(begin)

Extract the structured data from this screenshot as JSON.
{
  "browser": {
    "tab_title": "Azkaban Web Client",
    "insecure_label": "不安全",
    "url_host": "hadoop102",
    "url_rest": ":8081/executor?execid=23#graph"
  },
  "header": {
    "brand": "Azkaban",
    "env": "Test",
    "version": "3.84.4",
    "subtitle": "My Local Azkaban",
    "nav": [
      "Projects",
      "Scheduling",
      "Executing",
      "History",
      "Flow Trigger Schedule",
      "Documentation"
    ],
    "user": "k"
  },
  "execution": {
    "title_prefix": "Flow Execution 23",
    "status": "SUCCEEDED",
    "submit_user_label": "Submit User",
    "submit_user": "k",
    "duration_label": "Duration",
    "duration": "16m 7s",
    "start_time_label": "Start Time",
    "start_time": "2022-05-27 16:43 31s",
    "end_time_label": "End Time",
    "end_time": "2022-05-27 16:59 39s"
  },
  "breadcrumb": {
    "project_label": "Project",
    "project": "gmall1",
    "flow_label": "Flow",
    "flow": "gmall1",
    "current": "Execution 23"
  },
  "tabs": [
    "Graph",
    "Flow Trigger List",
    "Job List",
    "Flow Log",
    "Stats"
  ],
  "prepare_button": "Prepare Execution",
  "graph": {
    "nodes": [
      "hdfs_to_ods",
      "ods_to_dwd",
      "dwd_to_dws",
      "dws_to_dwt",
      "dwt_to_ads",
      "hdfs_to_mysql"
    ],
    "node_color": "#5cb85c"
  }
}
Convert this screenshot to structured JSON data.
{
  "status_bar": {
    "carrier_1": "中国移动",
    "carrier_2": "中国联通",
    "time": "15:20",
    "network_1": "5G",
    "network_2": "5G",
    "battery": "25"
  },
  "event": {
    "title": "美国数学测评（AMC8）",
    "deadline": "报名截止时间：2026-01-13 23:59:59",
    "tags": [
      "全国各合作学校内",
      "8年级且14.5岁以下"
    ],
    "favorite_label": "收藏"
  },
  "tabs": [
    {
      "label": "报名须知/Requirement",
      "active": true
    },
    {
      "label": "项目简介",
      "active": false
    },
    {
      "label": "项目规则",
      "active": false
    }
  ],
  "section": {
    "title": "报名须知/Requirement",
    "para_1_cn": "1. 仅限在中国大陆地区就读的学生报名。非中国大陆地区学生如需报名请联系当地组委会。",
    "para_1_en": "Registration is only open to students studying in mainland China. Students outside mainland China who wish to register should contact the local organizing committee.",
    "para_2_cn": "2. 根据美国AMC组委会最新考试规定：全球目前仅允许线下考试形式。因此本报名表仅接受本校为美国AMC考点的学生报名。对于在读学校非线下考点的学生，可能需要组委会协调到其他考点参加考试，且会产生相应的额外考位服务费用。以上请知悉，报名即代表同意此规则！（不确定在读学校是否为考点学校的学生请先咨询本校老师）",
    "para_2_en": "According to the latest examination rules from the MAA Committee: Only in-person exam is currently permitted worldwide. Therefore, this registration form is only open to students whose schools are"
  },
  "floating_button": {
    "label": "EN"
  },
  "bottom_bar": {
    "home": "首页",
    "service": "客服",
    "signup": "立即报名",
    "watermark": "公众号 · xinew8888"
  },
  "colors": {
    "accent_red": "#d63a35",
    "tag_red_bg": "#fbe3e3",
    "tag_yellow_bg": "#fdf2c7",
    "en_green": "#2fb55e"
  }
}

(end)

Problem:
Write out every record, exactly as written.

Result:
Extract the structured data from this screenshot as JSON.
{
  "browser": {
    "tab_title": "Azkaban Web Client",
    "insecure_label": "不安全",
    "url_host": "hadoop102",
    "url_rest": ":8081/executor?execid=23#graph"
  },
  "header": {
    "brand": "Azkaban",
    "env": "Test",
    "version": "3.84.4",
    "subtitle": "My Local Azkaban",
    "nav": [
      "Projects",
      "Scheduling",
      "Executing",
      "History",
      "Flow Trigger Schedule",
      "Documentation"
    ],
    "user": "k"
  },
  "execution": {
    "title_prefix": "Flow Execution 23",
    "status": "SUCCEEDED",
    "submit_user_label": "Submit User",
    "submit_user": "k",
    "duration_label": "Duration",
    "duration": "16m 7s",
    "start_time_label": "Start Time",
    "start_time": "2022-05-27 16:43 31s",
    "end_time_label": "End Time",
    "end_time": "2022-05-27 16:59 39s"
  },
  "breadcrumb": {
    "project_label": "Project",
    "project": "gmall1",
    "flow_label": "Flow",
    "flow": "gmall1",
    "current": "Execution 23"
  },
  "tabs": [
    "Graph",
    "Flow Trigger List",
    "Job List",
    "Flow Log",
    "Stats"
  ],
  "prepare_button": "Prepare Execution",
  "graph": {
    "nodes": [
      "hdfs_to_ods",
      "ods_to_dwd",
      "dwd_to_dws",
      "dws_to_dwt",
      "dwt_to_ads",
      "hdfs_to_mysql"
    ],
    "node_color": "#5cb85c"
  }
}
Convert this screenshot to structured JSON data.
{
  "status_bar": {
    "carrier_1": "中国移动",
    "carrier_2": "中国联通",
    "time": "15:20",
    "network_1": "5G",
    "network_2": "5G",
    "battery": "25"
  },
  "event": {
    "title": "美国数学测评（AMC8）",
    "deadline": "报名截止时间：2026-01-13 23:59:59",
    "tags": [
      "全国各合作学校内",
      "8年级且14.5岁以下"
    ],
    "favorite_label": "收藏"
  },
  "tabs": [
    {
      "label": "报名须知/Requirement",
      "active": true
    },
    {
      "label": "项目简介",
      "active": false
    },
    {
      "label": "项目规则",
      "active": false
    }
  ],
  "section": {
    "title": "报名须知/Requirement",
    "para_1_cn": "1. 仅限在中国大陆地区就读的学生报名。非中国大陆地区学生如需报名请联系当地组委会。",
    "para_1_en": "Registration is only open to students studying in mainland China. Students outside mainland China who wish to register should contact the local organizing committee.",
    "para_2_cn": "2. 根据美国AMC组委会最新考试规定：全球目前仅允许线下考试形式。因此本报名表仅接受本校为美国AMC考点的学生报名。对于在读学校非线下考点的学生，可能需要组委会协调到其他考点参加考试，且会产生相应的额外考位服务费用。以上请知悉，报名即代表同意此规则！（不确定在读学校是否为考点学校的学生请先咨询本校老师）",
    "para_2_en": "According to the latest examination rules from the MAA Committee: Only in-person exam is currently permitted worldwide. Therefore, this registration form is only open to students whose schools are"
  },
  "floating_button": {
    "label": "EN"
  },
  "bottom_bar": {
    "home": "首页",
    "service": "客服",
    "signup": "立即报名",
    "watermark": "公众号 · xinew8888"
  },
  "colors": {
    "accent_red": "#d63a35",
    "tag_red_bg": "#fbe3e3",
    "tag_yellow_bg": "#fdf2c7",
    "en_green": "#2fb55e"
  }
}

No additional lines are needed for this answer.